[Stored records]
■ ■ ■ ■

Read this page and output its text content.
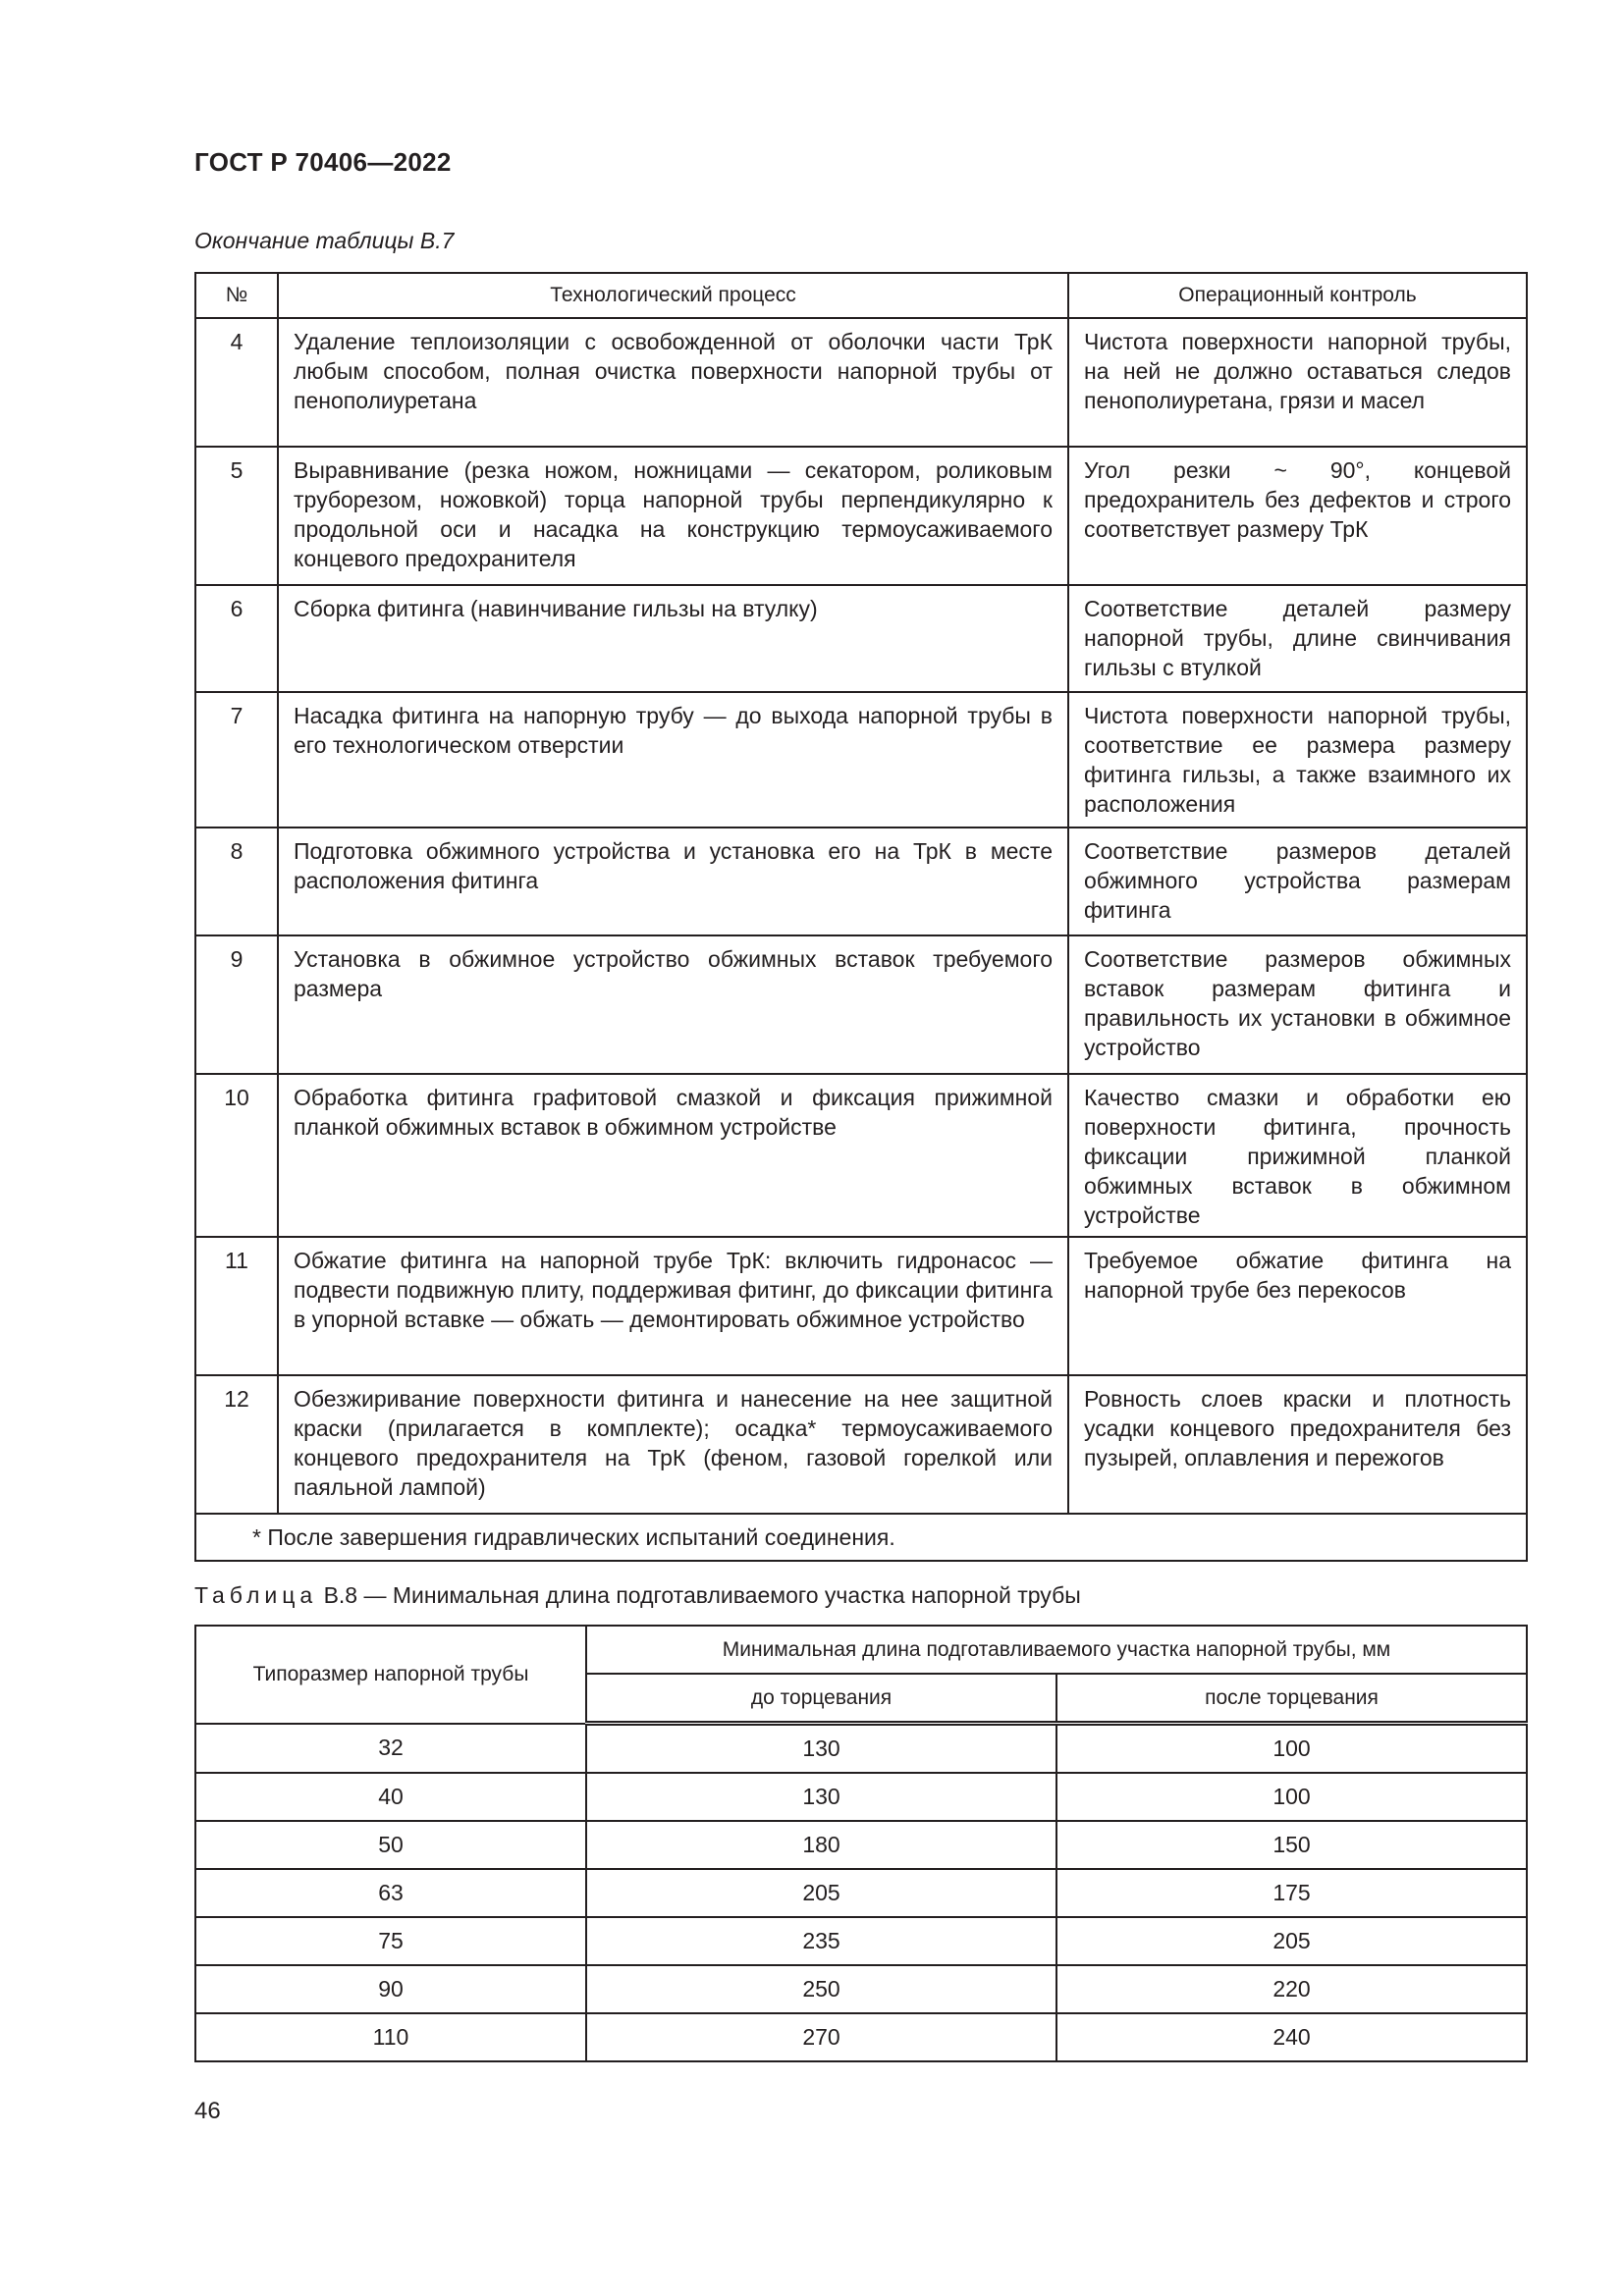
ГОСТ Р 70406—2022
Окончание таблицы В.7
№	Технологический процесс	Операционный контроль
4	Удаление теплоизоляции с освобожденной от оболочки части ТрК любым способом, полная очистка поверхности напорной трубы от пенополиуретана	Чистота поверхности напорной трубы, на ней не должно оставаться следов пенополиуретана, грязи и масел
5	Выравнивание (резка ножом, ножницами — секатором, роликовым труборезом, ножовкой) торца напорной трубы перпендикулярно к продольной оси и насадка на конструкцию термоусаживаемого концевого предохранителя	Угол резки ~ 90°, концевой предохранитель без дефектов и строго соответствует размеру ТрК
6	Сборка фитинга (навинчивание гильзы на втулку)	Соответствие деталей размеру напорной трубы, длине свинчивания гильзы с втулкой
7	Насадка фитинга на напорную трубу — до выхода напорной трубы в его технологическом отверстии	Чистота поверхности напорной трубы, соответствие ее размера размеру фитинга гильзы, а также взаимного их расположения
8	Подготовка обжимного устройства и установка его на ТрК в месте расположения фитинга	Соответствие размеров деталей обжимного устройства размерам фитинга
9	Установка в обжимное устройство обжимных вставок требуемого размера	Соответствие размеров обжимных вставок размерам фитинга и правильность их установки в обжимное устройство
10	Обработка фитинга графитовой смазкой и фиксация прижимной планкой обжимных вставок в обжимном устройстве	Качество смазки и обработки ею поверхности фитинга, прочность фиксации прижимной планкой обжимных вставок в обжимном устройстве
11	Обжатие фитинга на напорной трубе ТрК: включить гидронасос — подвести подвижную плиту, поддерживая фитинг, до фиксации фитинга в упорной вставке — обжать — демонтировать обжимное устройство	Требуемое обжатие фитинга на напорной трубе без перекосов
12	Обезжиривание поверхности фитинга и нанесение на нее защитной краски (прилагается в комплекте); осадка* термоусаживаемого концевого предохранителя на ТрК (феном, газовой горелкой или паяльной лампой)	Ровность слоев краски и плотность усадки концевого предохранителя без пузырей, оплавления и пережогов
* После завершения гидравлических испытаний соединения.		
Таблица В.8 — Минимальная длина подготавливаемого участка напорной трубы
Типоразмер напорной трубы	Минимальная длина подготавливаемого участка напорной трубы, мм	
	до торцевания	после торцевания
32	130	100
40	130	100
50	180	150
63	205	175
75	235	205
90	250	220
110	270	240
46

■ ■ ■ ■

Reproduce all of the material above word for word. Omit the pictures.

> [EXPECTED ANSWER]
Read this page and output its text content.
ГОСТ Р 70406—2022
Окончание таблицы В.7
№	Технологический процесс	Операционный контроль
4	Удаление теплоизоляции с освобожденной от оболочки части ТрК любым способом, полная очистка поверхности напорной трубы от пенополиуретана	Чистота поверхности напорной трубы, на ней не должно оставаться следов пенополиуретана, грязи и масел
5	Выравнивание (резка ножом, ножницами — секатором, роликовым труборезом, ножовкой) торца напорной трубы перпендикулярно к продольной оси и насадка на конструкцию термоусаживаемого концевого предохранителя	Угол резки ~ 90°, концевой предохранитель без дефектов и строго соответствует размеру ТрК
6	Сборка фитинга (навинчивание гильзы на втулку)	Соответствие деталей размеру напорной трубы, длине свинчивания гильзы с втулкой
7	Насадка фитинга на напорную трубу — до выхода напорной трубы в его технологическом отверстии	Чистота поверхности напорной трубы, соответствие ее размера размеру фитинга гильзы, а также взаимного их расположения
8	Подготовка обжимного устройства и установка его на ТрК в месте расположения фитинга	Соответствие размеров деталей обжимного устройства размерам фитинга
9	Установка в обжимное устройство обжимных вставок требуемого размера	Соответствие размеров обжимных вставок размерам фитинга и правильность их установки в обжимное устройство
10	Обработка фитинга графитовой смазкой и фиксация прижимной планкой обжимных вставок в обжимном устройстве	Качество смазки и обработки ею поверхности фитинга, прочность фиксации прижимной планкой обжимных вставок в обжимном устройстве
11	Обжатие фитинга на напорной трубе ТрК: включить гидронасос — подвести подвижную плиту, поддерживая фитинг, до фиксации фитинга в упорной вставке — обжать — демонтировать обжимное устройство	Требуемое обжатие фитинга на напорной трубе без перекосов
12	Обезжиривание поверхности фитинга и нанесение на нее защитной краски (прилагается в комплекте); осадка* термоусаживаемого концевого предохранителя на ТрК (феном, газовой горелкой или паяльной лампой)	Ровность слоев краски и плотность усадки концевого предохранителя без пузырей, оплавления и пережогов
* После завершения гидравлических испытаний соединения.		
Таблица В.8 — Минимальная длина подготавливаемого участка напорной трубы
Типоразмер напорной трубы	Минимальная длина подготавливаемого участка напорной трубы, мм	
	до торцевания	после торцевания
32	130	100
40	130	100
50	180	150
63	205	175
75	235	205
90	250	220
110	270	240
46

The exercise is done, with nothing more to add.